++++ Material
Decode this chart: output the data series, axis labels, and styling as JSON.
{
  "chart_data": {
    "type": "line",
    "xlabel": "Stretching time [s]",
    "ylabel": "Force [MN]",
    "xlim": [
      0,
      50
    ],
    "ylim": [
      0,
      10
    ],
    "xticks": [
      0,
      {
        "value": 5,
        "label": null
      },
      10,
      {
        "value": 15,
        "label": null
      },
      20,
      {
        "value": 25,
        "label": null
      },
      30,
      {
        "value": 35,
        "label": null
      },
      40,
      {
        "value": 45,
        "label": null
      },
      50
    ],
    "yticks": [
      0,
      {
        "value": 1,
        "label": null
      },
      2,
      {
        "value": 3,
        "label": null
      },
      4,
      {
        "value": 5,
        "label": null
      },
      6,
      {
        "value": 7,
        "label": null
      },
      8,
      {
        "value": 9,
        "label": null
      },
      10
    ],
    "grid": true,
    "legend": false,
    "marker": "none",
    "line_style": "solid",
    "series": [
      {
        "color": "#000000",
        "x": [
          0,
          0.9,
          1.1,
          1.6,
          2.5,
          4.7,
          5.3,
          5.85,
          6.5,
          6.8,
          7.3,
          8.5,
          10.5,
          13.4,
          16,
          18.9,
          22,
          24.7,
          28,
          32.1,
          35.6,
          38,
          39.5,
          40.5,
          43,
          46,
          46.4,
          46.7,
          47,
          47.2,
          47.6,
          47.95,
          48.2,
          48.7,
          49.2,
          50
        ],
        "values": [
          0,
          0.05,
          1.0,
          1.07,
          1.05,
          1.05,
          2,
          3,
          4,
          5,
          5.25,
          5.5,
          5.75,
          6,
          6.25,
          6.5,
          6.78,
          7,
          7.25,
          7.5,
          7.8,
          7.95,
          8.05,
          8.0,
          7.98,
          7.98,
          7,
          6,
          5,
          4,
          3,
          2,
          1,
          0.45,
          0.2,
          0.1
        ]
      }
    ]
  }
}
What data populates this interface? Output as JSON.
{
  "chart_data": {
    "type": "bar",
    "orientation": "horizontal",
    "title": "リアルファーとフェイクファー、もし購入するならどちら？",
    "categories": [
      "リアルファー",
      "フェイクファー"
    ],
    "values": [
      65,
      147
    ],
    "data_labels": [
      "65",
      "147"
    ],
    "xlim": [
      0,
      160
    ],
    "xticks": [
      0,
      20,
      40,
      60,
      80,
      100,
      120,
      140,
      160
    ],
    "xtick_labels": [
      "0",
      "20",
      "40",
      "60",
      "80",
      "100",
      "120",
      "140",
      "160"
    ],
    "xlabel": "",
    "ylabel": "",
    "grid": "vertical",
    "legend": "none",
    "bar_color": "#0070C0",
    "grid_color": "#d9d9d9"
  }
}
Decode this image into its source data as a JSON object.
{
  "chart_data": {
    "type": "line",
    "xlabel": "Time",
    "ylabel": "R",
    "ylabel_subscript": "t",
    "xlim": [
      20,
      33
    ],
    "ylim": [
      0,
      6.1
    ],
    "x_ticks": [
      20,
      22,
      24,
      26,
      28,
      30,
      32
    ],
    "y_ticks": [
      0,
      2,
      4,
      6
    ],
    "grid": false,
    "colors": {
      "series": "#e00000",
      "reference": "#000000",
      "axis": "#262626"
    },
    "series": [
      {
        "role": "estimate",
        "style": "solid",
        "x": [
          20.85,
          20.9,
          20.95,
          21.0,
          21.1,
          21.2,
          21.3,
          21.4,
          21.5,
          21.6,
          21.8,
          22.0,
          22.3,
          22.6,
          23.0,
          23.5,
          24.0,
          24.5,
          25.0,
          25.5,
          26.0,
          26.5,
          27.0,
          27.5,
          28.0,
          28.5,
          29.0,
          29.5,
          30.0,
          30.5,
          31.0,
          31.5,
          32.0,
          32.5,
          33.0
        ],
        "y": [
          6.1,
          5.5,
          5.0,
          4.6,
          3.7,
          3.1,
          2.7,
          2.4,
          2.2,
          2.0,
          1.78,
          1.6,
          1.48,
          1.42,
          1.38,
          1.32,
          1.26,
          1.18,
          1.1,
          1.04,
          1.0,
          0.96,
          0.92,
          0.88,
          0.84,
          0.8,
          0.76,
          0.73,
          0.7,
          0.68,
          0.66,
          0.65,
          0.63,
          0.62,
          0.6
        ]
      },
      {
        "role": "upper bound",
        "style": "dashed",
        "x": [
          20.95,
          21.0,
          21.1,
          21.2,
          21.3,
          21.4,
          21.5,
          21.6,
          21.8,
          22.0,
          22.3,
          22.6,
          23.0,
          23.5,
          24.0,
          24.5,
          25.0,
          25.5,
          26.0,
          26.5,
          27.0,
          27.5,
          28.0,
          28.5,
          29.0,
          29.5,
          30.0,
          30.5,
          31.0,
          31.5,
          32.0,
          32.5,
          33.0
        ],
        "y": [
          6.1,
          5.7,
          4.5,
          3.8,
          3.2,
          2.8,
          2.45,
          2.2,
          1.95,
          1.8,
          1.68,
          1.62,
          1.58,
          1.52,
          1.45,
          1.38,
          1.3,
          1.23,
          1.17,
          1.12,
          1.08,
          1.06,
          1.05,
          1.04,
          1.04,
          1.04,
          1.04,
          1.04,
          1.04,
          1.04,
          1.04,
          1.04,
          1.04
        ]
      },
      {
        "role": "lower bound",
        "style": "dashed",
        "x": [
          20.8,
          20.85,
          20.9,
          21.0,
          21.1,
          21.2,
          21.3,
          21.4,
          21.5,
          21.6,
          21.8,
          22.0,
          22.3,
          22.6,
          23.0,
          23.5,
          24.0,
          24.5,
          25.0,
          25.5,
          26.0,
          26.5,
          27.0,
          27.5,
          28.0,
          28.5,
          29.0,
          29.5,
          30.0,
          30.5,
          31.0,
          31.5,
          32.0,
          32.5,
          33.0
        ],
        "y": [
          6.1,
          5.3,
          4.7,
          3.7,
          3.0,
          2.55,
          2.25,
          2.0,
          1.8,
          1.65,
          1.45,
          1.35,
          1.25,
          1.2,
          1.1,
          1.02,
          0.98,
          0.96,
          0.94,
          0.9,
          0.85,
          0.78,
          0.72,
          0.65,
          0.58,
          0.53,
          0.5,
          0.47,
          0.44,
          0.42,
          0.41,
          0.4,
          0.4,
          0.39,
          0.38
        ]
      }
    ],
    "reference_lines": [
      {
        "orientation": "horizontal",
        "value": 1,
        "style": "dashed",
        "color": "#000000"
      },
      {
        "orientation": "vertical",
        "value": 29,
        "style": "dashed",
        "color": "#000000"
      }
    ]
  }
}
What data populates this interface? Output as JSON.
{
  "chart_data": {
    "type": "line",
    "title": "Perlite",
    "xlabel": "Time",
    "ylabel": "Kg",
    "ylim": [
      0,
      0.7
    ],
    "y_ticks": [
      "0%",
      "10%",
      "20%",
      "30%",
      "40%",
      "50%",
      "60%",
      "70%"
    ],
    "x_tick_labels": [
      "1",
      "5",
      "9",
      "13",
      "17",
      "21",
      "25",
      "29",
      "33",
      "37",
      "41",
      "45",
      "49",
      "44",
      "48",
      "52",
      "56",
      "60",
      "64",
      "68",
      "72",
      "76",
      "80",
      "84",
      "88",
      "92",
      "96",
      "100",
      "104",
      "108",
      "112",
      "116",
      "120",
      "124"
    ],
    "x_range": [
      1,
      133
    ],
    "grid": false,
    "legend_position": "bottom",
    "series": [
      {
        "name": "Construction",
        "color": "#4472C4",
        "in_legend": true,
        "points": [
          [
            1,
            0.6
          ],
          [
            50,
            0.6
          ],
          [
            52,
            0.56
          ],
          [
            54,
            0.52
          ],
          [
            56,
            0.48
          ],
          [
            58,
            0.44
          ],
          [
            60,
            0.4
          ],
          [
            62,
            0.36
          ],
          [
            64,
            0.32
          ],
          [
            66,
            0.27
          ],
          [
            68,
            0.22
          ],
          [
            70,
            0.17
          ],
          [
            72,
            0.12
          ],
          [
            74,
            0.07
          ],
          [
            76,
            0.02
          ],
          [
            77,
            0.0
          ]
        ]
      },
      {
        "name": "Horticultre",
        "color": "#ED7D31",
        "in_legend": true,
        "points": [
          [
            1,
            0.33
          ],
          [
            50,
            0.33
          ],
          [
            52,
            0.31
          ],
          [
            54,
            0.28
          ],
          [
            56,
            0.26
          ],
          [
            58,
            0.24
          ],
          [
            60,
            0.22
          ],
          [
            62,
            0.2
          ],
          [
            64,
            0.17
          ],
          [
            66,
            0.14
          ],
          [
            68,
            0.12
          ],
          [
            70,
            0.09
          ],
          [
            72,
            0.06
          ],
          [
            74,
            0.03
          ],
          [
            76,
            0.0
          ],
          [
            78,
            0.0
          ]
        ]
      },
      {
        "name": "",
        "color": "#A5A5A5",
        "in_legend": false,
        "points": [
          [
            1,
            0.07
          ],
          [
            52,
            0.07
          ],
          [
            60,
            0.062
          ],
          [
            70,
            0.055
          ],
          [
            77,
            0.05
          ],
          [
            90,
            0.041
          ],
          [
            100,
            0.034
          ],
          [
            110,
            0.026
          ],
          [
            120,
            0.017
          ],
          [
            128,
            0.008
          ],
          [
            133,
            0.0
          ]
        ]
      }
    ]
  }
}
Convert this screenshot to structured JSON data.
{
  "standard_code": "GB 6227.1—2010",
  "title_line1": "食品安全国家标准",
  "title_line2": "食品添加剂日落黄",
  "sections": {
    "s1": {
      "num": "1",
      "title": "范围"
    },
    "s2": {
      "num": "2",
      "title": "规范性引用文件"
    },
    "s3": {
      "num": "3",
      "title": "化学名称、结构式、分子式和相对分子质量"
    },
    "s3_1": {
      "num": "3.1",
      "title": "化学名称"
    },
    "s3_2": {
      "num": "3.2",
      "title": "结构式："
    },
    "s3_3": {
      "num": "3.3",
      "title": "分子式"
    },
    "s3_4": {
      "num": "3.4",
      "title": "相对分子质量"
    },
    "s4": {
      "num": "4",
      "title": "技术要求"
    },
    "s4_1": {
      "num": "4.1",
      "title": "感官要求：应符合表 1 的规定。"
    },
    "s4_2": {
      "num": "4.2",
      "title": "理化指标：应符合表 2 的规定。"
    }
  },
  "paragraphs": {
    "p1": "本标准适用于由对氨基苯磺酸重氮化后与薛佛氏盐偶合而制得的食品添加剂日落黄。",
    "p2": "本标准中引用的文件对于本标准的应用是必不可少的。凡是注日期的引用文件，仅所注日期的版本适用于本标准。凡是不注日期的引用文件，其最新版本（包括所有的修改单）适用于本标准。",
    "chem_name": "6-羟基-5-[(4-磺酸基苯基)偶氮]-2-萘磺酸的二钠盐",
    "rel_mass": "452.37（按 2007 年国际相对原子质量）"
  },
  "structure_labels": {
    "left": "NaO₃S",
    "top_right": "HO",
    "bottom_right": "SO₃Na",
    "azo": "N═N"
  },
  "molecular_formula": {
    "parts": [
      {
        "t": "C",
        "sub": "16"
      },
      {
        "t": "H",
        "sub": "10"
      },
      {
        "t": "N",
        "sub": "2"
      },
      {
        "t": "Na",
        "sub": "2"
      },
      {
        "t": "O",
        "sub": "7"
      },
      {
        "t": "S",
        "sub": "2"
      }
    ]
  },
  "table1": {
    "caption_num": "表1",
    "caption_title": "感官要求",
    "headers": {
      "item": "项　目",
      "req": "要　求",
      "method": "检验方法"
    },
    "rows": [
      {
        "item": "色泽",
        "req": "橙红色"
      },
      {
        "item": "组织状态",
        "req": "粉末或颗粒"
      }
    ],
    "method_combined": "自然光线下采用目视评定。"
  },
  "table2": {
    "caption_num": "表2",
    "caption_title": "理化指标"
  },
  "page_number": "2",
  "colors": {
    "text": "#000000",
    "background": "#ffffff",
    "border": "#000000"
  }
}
++++++++
- [Stated problem] Look over the material above and show each line where "horizontal" appears.

- [Written solution]
    "orientation": "horizontal",
        "orientation": "horizontal",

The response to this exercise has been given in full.